- **Stored rows**:
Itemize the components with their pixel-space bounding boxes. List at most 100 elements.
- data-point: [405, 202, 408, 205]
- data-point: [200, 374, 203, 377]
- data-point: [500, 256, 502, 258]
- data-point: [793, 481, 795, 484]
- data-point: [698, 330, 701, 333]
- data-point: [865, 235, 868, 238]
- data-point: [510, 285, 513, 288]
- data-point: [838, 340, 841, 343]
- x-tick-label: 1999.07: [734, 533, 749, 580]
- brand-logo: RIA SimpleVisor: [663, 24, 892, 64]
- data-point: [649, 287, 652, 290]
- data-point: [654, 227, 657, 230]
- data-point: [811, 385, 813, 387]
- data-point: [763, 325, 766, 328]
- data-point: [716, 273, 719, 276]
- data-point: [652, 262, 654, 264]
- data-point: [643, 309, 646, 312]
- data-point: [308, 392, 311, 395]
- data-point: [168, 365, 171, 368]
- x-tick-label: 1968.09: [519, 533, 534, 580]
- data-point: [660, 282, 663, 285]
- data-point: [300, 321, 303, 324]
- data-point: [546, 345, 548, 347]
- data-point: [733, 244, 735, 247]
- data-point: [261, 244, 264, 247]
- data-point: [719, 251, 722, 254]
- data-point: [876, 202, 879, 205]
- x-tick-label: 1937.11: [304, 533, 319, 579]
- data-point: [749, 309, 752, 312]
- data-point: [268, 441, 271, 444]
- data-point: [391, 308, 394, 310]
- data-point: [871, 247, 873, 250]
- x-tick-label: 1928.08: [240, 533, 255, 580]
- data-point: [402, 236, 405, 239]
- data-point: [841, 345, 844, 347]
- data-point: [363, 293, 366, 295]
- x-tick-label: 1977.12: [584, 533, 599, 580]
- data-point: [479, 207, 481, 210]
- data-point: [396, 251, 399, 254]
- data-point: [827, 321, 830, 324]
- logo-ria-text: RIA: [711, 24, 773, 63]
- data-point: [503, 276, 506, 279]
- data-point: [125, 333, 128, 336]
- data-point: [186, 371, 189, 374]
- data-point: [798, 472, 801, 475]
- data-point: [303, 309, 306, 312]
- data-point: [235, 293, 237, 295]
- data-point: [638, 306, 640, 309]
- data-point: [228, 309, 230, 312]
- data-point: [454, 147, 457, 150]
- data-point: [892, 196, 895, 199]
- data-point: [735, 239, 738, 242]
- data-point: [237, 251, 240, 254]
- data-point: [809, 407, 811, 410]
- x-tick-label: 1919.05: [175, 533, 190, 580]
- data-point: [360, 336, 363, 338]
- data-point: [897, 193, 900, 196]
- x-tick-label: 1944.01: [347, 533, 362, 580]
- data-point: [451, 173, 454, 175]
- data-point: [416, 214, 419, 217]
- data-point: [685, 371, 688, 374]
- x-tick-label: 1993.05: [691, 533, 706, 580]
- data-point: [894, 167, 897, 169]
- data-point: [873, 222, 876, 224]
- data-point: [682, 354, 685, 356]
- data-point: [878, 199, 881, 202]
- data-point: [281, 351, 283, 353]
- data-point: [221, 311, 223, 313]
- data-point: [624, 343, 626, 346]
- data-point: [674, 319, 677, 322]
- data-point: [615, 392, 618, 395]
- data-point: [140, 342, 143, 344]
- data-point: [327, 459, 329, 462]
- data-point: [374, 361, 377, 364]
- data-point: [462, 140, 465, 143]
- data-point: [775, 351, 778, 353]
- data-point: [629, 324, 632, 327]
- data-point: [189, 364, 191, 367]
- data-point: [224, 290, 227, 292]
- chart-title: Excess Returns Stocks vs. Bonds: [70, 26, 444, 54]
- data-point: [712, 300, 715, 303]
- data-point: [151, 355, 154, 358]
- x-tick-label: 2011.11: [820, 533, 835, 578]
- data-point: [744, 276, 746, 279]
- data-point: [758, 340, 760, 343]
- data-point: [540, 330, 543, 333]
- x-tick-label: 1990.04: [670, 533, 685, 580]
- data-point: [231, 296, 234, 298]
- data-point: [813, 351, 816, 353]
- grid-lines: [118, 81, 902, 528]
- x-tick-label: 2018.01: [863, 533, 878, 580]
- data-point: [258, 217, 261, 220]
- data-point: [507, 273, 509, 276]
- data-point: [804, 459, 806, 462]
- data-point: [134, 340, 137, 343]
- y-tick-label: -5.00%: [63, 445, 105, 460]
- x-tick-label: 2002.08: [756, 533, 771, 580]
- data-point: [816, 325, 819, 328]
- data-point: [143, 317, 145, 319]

- **Task statement**: Reproduce every row above line for line, with no changes.

- **Response to this task**:
Itemize the components with their pixel-space bounding boxes. List at most 100 elements.
- data-point: [405, 202, 408, 205]
- data-point: [200, 374, 203, 377]
- data-point: [500, 256, 502, 258]
- data-point: [793, 481, 795, 484]
- data-point: [698, 330, 701, 333]
- data-point: [865, 235, 868, 238]
- data-point: [510, 285, 513, 288]
- data-point: [838, 340, 841, 343]
- x-tick-label: 1999.07: [734, 533, 749, 580]
- brand-logo: RIA SimpleVisor: [663, 24, 892, 64]
- data-point: [649, 287, 652, 290]
- data-point: [654, 227, 657, 230]
- data-point: [811, 385, 813, 387]
- data-point: [763, 325, 766, 328]
- data-point: [716, 273, 719, 276]
- data-point: [652, 262, 654, 264]
- data-point: [643, 309, 646, 312]
- data-point: [308, 392, 311, 395]
- data-point: [168, 365, 171, 368]
- x-tick-label: 1968.09: [519, 533, 534, 580]
- data-point: [660, 282, 663, 285]
- data-point: [300, 321, 303, 324]
- data-point: [546, 345, 548, 347]
- data-point: [733, 244, 735, 247]
- data-point: [261, 244, 264, 247]
- data-point: [719, 251, 722, 254]
- data-point: [876, 202, 879, 205]
- x-tick-label: 1937.11: [304, 533, 319, 579]
- data-point: [749, 309, 752, 312]
- data-point: [268, 441, 271, 444]
- data-point: [391, 308, 394, 310]
- data-point: [871, 247, 873, 250]
- x-tick-label: 1928.08: [240, 533, 255, 580]
- data-point: [402, 236, 405, 239]
- data-point: [841, 345, 844, 347]
- data-point: [363, 293, 366, 295]
- x-tick-label: 1977.12: [584, 533, 599, 580]
- data-point: [479, 207, 481, 210]
- data-point: [396, 251, 399, 254]
- data-point: [827, 321, 830, 324]
- logo-ria-text: RIA: [711, 24, 773, 63]
- data-point: [503, 276, 506, 279]
- data-point: [125, 333, 128, 336]
- data-point: [186, 371, 189, 374]
- data-point: [798, 472, 801, 475]
- data-point: [303, 309, 306, 312]
- data-point: [235, 293, 237, 295]
- data-point: [638, 306, 640, 309]
- data-point: [228, 309, 230, 312]
- data-point: [454, 147, 457, 150]
- data-point: [892, 196, 895, 199]
- data-point: [735, 239, 738, 242]
- data-point: [237, 251, 240, 254]
- data-point: [809, 407, 811, 410]
- x-tick-label: 1919.05: [175, 533, 190, 580]
- data-point: [360, 336, 363, 338]
- data-point: [897, 193, 900, 196]
- x-tick-label: 1944.01: [347, 533, 362, 580]
- data-point: [451, 173, 454, 175]
- data-point: [416, 214, 419, 217]
- data-point: [685, 371, 688, 374]
- x-tick-label: 1993.05: [691, 533, 706, 580]
- data-point: [894, 167, 897, 169]
- data-point: [873, 222, 876, 224]
- data-point: [682, 354, 685, 356]
- data-point: [878, 199, 881, 202]
- data-point: [281, 351, 283, 353]
- data-point: [221, 311, 223, 313]
- data-point: [624, 343, 626, 346]
- data-point: [674, 319, 677, 322]
- data-point: [615, 392, 618, 395]
- data-point: [140, 342, 143, 344]
- data-point: [327, 459, 329, 462]
- data-point: [374, 361, 377, 364]
- data-point: [462, 140, 465, 143]
- data-point: [775, 351, 778, 353]
- data-point: [629, 324, 632, 327]
- data-point: [189, 364, 191, 367]
- data-point: [224, 290, 227, 292]
- chart-title: Excess Returns Stocks vs. Bonds: [70, 26, 444, 54]
- data-point: [712, 300, 715, 303]
- data-point: [151, 355, 154, 358]
- x-tick-label: 2011.11: [820, 533, 835, 578]
- data-point: [744, 276, 746, 279]
- data-point: [758, 340, 760, 343]
- data-point: [540, 330, 543, 333]
- x-tick-label: 1990.04: [670, 533, 685, 580]
- data-point: [231, 296, 234, 298]
- data-point: [813, 351, 816, 353]
- grid-lines: [118, 81, 902, 528]
- x-tick-label: 2018.01: [863, 533, 878, 580]
- data-point: [258, 217, 261, 220]
- data-point: [507, 273, 509, 276]
- data-point: [804, 459, 806, 462]
- data-point: [134, 340, 137, 343]
- y-tick-label: -5.00%: [63, 445, 105, 460]
- x-tick-label: 2002.08: [756, 533, 771, 580]
- data-point: [816, 325, 819, 328]
- data-point: [143, 317, 145, 319]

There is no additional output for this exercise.